WHAT THE TASK ASKS -> Scan the lines below for the string "Centre" and copy every one that has it.

[Dataset listings of figures]
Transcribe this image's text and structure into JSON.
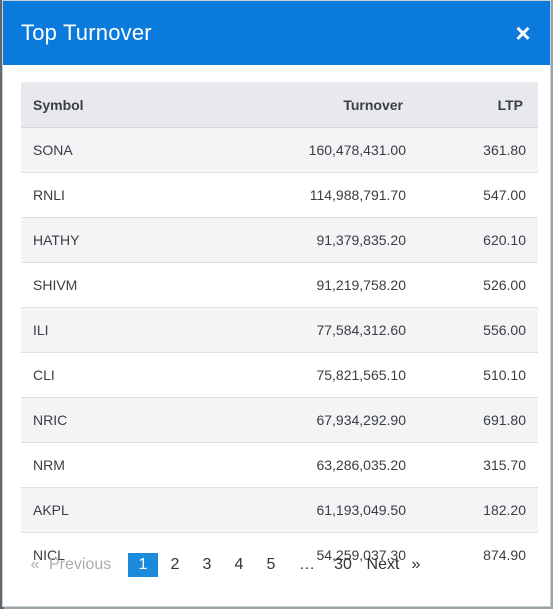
{
  "modal": {
    "title": "Top Turnover",
    "close_symbol": "×"
  },
  "table": {
    "headers": {
      "symbol": "Symbol",
      "turnover": "Turnover",
      "ltp": "LTP"
    },
    "rows": [
      {
        "symbol": "SONA",
        "turnover": "160,478,431.00",
        "ltp": "361.80"
      },
      {
        "symbol": "RNLI",
        "turnover": "114,988,791.70",
        "ltp": "547.00"
      },
      {
        "symbol": "HATHY",
        "turnover": "91,379,835.20",
        "ltp": "620.10"
      },
      {
        "symbol": "SHIVM",
        "turnover": "91,219,758.20",
        "ltp": "526.00"
      },
      {
        "symbol": "ILI",
        "turnover": "77,584,312.60",
        "ltp": "556.00"
      },
      {
        "symbol": "CLI",
        "turnover": "75,821,565.10",
        "ltp": "510.10"
      },
      {
        "symbol": "NRIC",
        "turnover": "67,934,292.90",
        "ltp": "691.80"
      },
      {
        "symbol": "NRM",
        "turnover": "63,286,035.20",
        "ltp": "315.70"
      },
      {
        "symbol": "AKPL",
        "turnover": "61,193,049.50",
        "ltp": "182.20"
      },
      {
        "symbol": "NICL",
        "turnover": "54,259,037.30",
        "ltp": "874.90"
      }
    ]
  },
  "pagination": {
    "prev_arrow": "«",
    "previous_label": "Previous",
    "pages": [
      "1",
      "2",
      "3",
      "4",
      "5"
    ],
    "active_page": "1",
    "ellipsis": "…",
    "last_page": "30",
    "next_label": "Next",
    "next_arrow": "»"
  },
  "colors": {
    "header_bg": "#0a7bdc",
    "active_page_bg": "#1c8adb",
    "table_head_bg": "#e7e9ec"
  }
}
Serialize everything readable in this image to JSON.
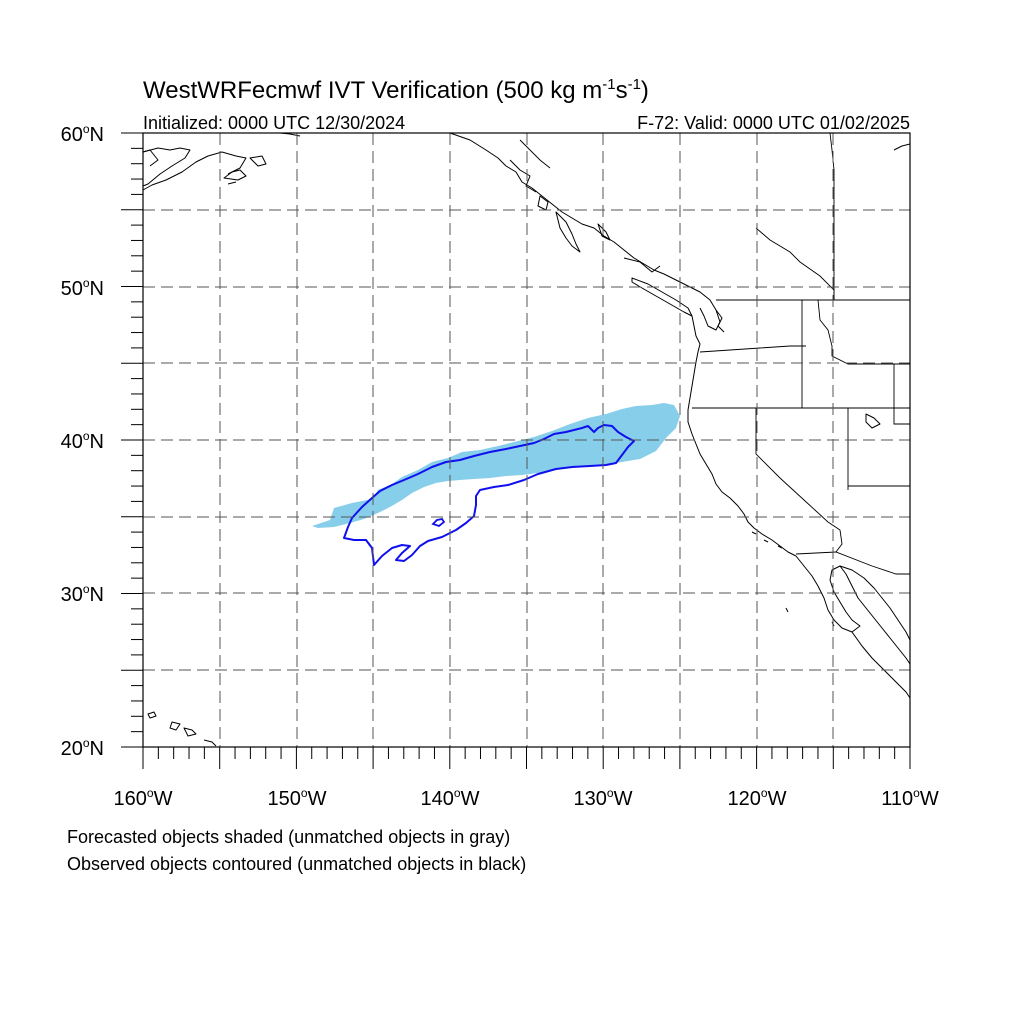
{
  "title": {
    "main": "WestWRFecmwf IVT Verification (500 kg m",
    "exp1": "-1",
    "mid": "s",
    "exp2": "-1",
    "close": ")"
  },
  "subtitle_left": "Initialized: 0000 UTC 12/30/2024",
  "subtitle_right": "F-72: Valid: 0000 UTC 01/02/2025",
  "lat_labels": [
    {
      "deg": "60",
      "suffix": "N"
    },
    {
      "deg": "50",
      "suffix": "N"
    },
    {
      "deg": "40",
      "suffix": "N"
    },
    {
      "deg": "30",
      "suffix": "N"
    },
    {
      "deg": "20",
      "suffix": "N"
    }
  ],
  "lon_labels": [
    {
      "deg": "160",
      "suffix": "W"
    },
    {
      "deg": "150",
      "suffix": "W"
    },
    {
      "deg": "140",
      "suffix": "W"
    },
    {
      "deg": "130",
      "suffix": "W"
    },
    {
      "deg": "120",
      "suffix": "W"
    },
    {
      "deg": "110",
      "suffix": "W"
    }
  ],
  "degree_symbol": "o",
  "legend": {
    "line1": "Forecasted objects shaded (unmatched objects in gray)",
    "line2": "Observed objects contoured (unmatched objects in black)"
  },
  "colors": {
    "forecast_fill": "#87ceeb",
    "observed_contour": "#1010ee",
    "coast": "#000000"
  }
}
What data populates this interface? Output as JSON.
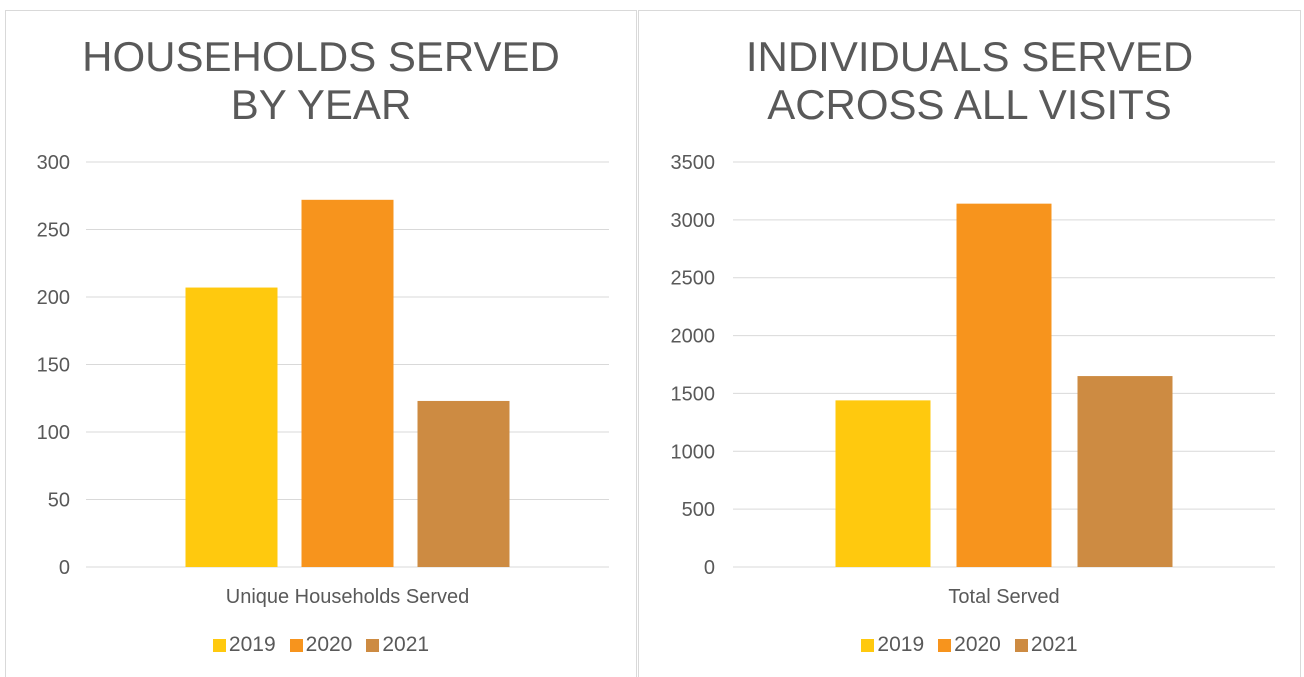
{
  "chart_data": [
    {
      "type": "bar",
      "title_lines": [
        "HOUSEHOLDS SERVED",
        "BY YEAR"
      ],
      "categories": [
        "Unique Households Served"
      ],
      "series": [
        {
          "name": "2019",
          "values": [
            207
          ],
          "color": "#FFC90E"
        },
        {
          "name": "2020",
          "values": [
            272
          ],
          "color": "#F7941D"
        },
        {
          "name": "2021",
          "values": [
            123
          ],
          "color": "#CD8B42"
        }
      ],
      "ylim": [
        0,
        300
      ],
      "yticks": [
        0,
        50,
        100,
        150,
        200,
        250,
        300
      ],
      "grid": true,
      "legend_position": "bottom"
    },
    {
      "type": "bar",
      "title_lines": [
        "INDIVIDUALS SERVED",
        "ACROSS ALL VISITS"
      ],
      "categories": [
        "Total Served"
      ],
      "series": [
        {
          "name": "2019",
          "values": [
            1440
          ],
          "color": "#FFC90E"
        },
        {
          "name": "2020",
          "values": [
            3140
          ],
          "color": "#F7941D"
        },
        {
          "name": "2021",
          "values": [
            1650
          ],
          "color": "#CD8B42"
        }
      ],
      "ylim": [
        0,
        3500
      ],
      "yticks": [
        0,
        500,
        1000,
        1500,
        2000,
        2500,
        3000,
        3500
      ],
      "grid": true,
      "legend_position": "bottom"
    }
  ]
}
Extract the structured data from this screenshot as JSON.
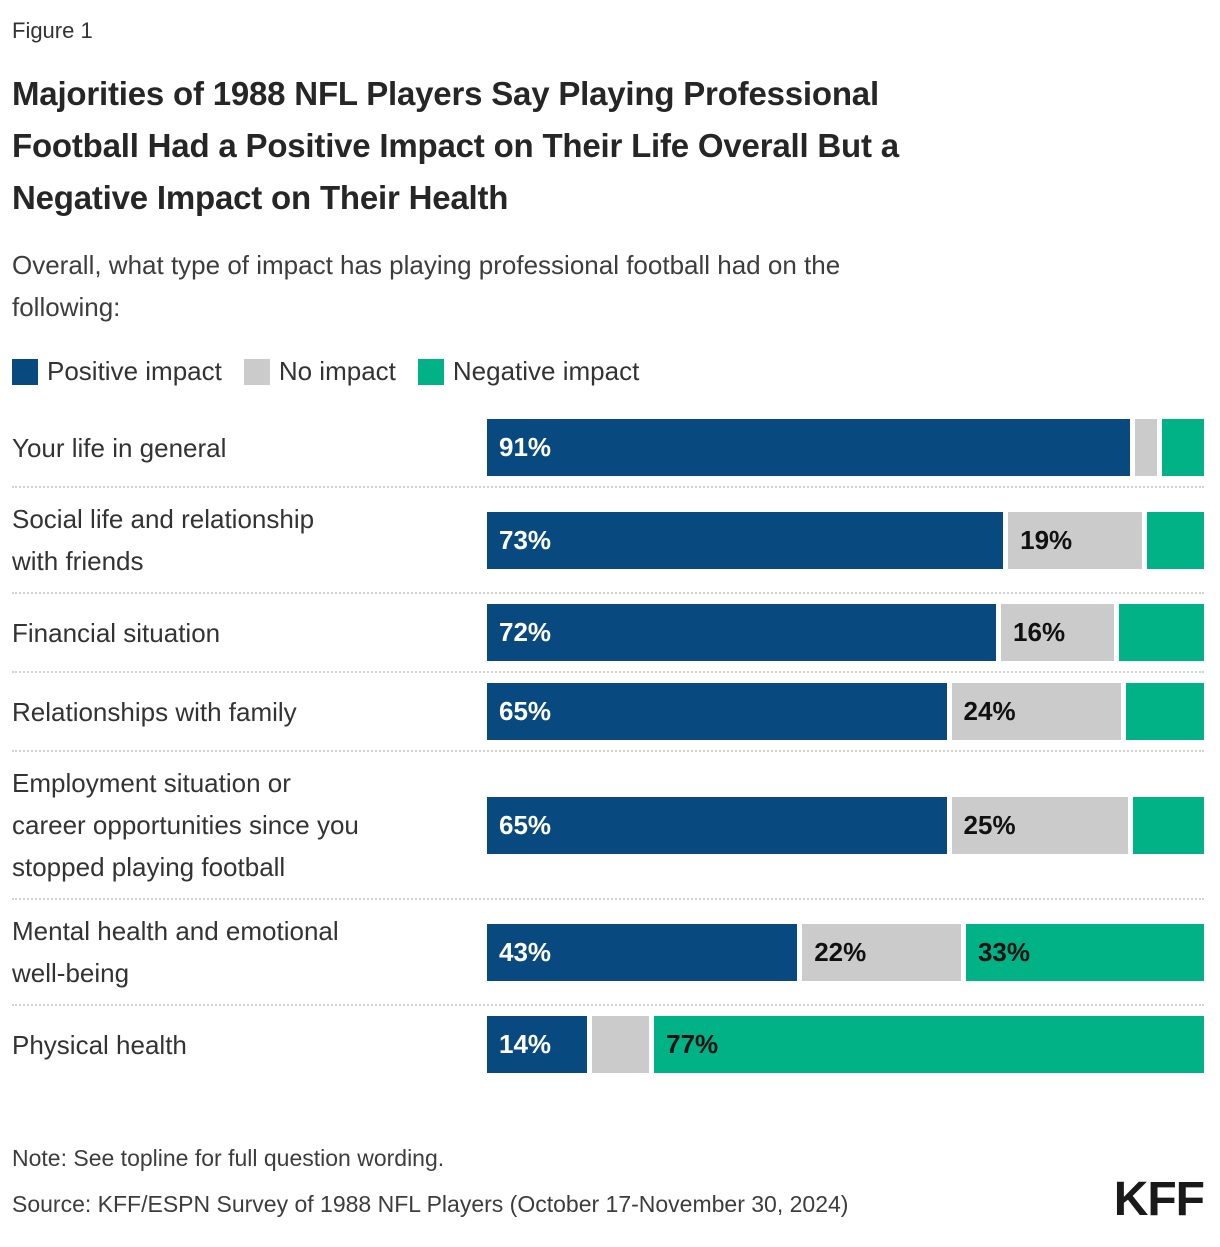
{
  "figure_label": "Figure 1",
  "title": "Majorities of 1988 NFL Players Say Playing Professional\nFootball Had a Positive Impact on Their Life Overall But a\nNegative Impact on Their Health",
  "question": "Overall, what type of impact has playing professional football had on the\nfollowing:",
  "legend": [
    {
      "label": "Positive impact",
      "color": "#084a7f"
    },
    {
      "label": "No impact",
      "color": "#cbcbcb"
    },
    {
      "label": "Negative impact",
      "color": "#00b286"
    }
  ],
  "chart_data": {
    "type": "bar",
    "orientation": "horizontal-stacked",
    "unit": "percent",
    "xlim": [
      0,
      100
    ],
    "grid": false,
    "legend_position": "top",
    "categories": [
      "Your life in general",
      "Social life and relationship with friends",
      "Financial situation",
      "Relationships with family",
      "Employment situation or career opportunities since you stopped playing football",
      "Mental health and emotional well-being",
      "Physical health"
    ],
    "series": [
      {
        "name": "Positive impact",
        "values": [
          91,
          73,
          72,
          65,
          65,
          43,
          14
        ]
      },
      {
        "name": "No impact",
        "values": [
          3,
          19,
          16,
          24,
          25,
          22,
          8
        ]
      },
      {
        "name": "Negative impact",
        "values": [
          6,
          8,
          12,
          11,
          10,
          33,
          77
        ]
      }
    ],
    "value_labels_shown": [
      [
        true,
        false,
        false
      ],
      [
        true,
        true,
        false
      ],
      [
        true,
        true,
        false
      ],
      [
        true,
        true,
        false
      ],
      [
        true,
        true,
        false
      ],
      [
        true,
        true,
        true
      ],
      [
        true,
        false,
        true
      ]
    ],
    "rows": [
      {
        "label": "Your life in general",
        "values": [
          91,
          3,
          6
        ]
      },
      {
        "label": "Social life and relationship\nwith friends",
        "values": [
          73,
          19,
          8
        ]
      },
      {
        "label": "Financial situation",
        "values": [
          72,
          16,
          12
        ]
      },
      {
        "label": "Relationships with family",
        "values": [
          65,
          24,
          11
        ]
      },
      {
        "label": "Employment situation or\ncareer opportunities since you\nstopped playing football",
        "values": [
          65,
          25,
          10
        ]
      },
      {
        "label": "Mental health and emotional\nwell-being",
        "values": [
          43,
          22,
          33
        ]
      },
      {
        "label": "Physical health",
        "values": [
          14,
          8,
          77
        ]
      }
    ]
  },
  "footer": {
    "note": "Note: See topline for full question wording.",
    "source": "Source: KFF/ESPN Survey of 1988 NFL Players (October 17-November 30, 2024)",
    "logo": "KFF"
  }
}
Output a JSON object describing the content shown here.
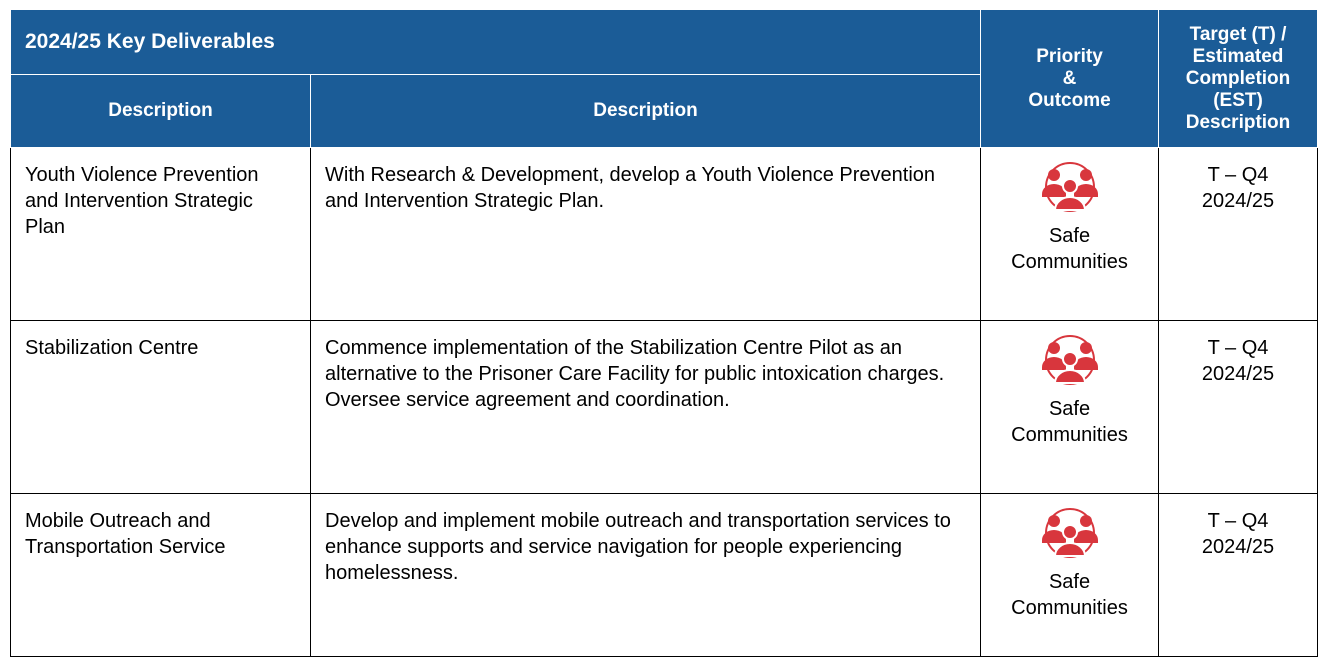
{
  "table": {
    "title": "2024/25 Key Deliverables",
    "headers": [
      "Description",
      "Description",
      [
        "Priority",
        "&",
        "Outcome"
      ],
      [
        "Target (T) /",
        "Estimated",
        "Completion",
        "(EST)",
        "Description"
      ]
    ],
    "rows": [
      [
        "Youth Violence Prevention and Intervention Strategic Plan",
        "With Research & Development, develop a Youth Violence Prevention and Intervention Strategic Plan.",
        "Safe Communities",
        "T – Q4 2024/25"
      ],
      [
        "Stabilization Centre",
        "Commence implementation of the Stabilization Centre Pilot as an alternative to the Prisoner Care Facility for public intoxication charges. Oversee service agreement and coordination.",
        "Safe Communities",
        "T – Q4 2024/25"
      ],
      [
        "Mobile Outreach and Transportation Service",
        "Develop and implement mobile outreach and transportation services to enhance supports and service navigation for people experiencing homelessness.",
        "Safe Communities",
        "T – Q4 2024/25"
      ]
    ]
  }
}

TASK RESPONSE ->
        "Stabilization Centre",
        "Commence implementation of the Stabilization Centre Pilot as an alternative to the Prisoner Care Facility for public intoxication charges. Oversee service agreement and coordination.",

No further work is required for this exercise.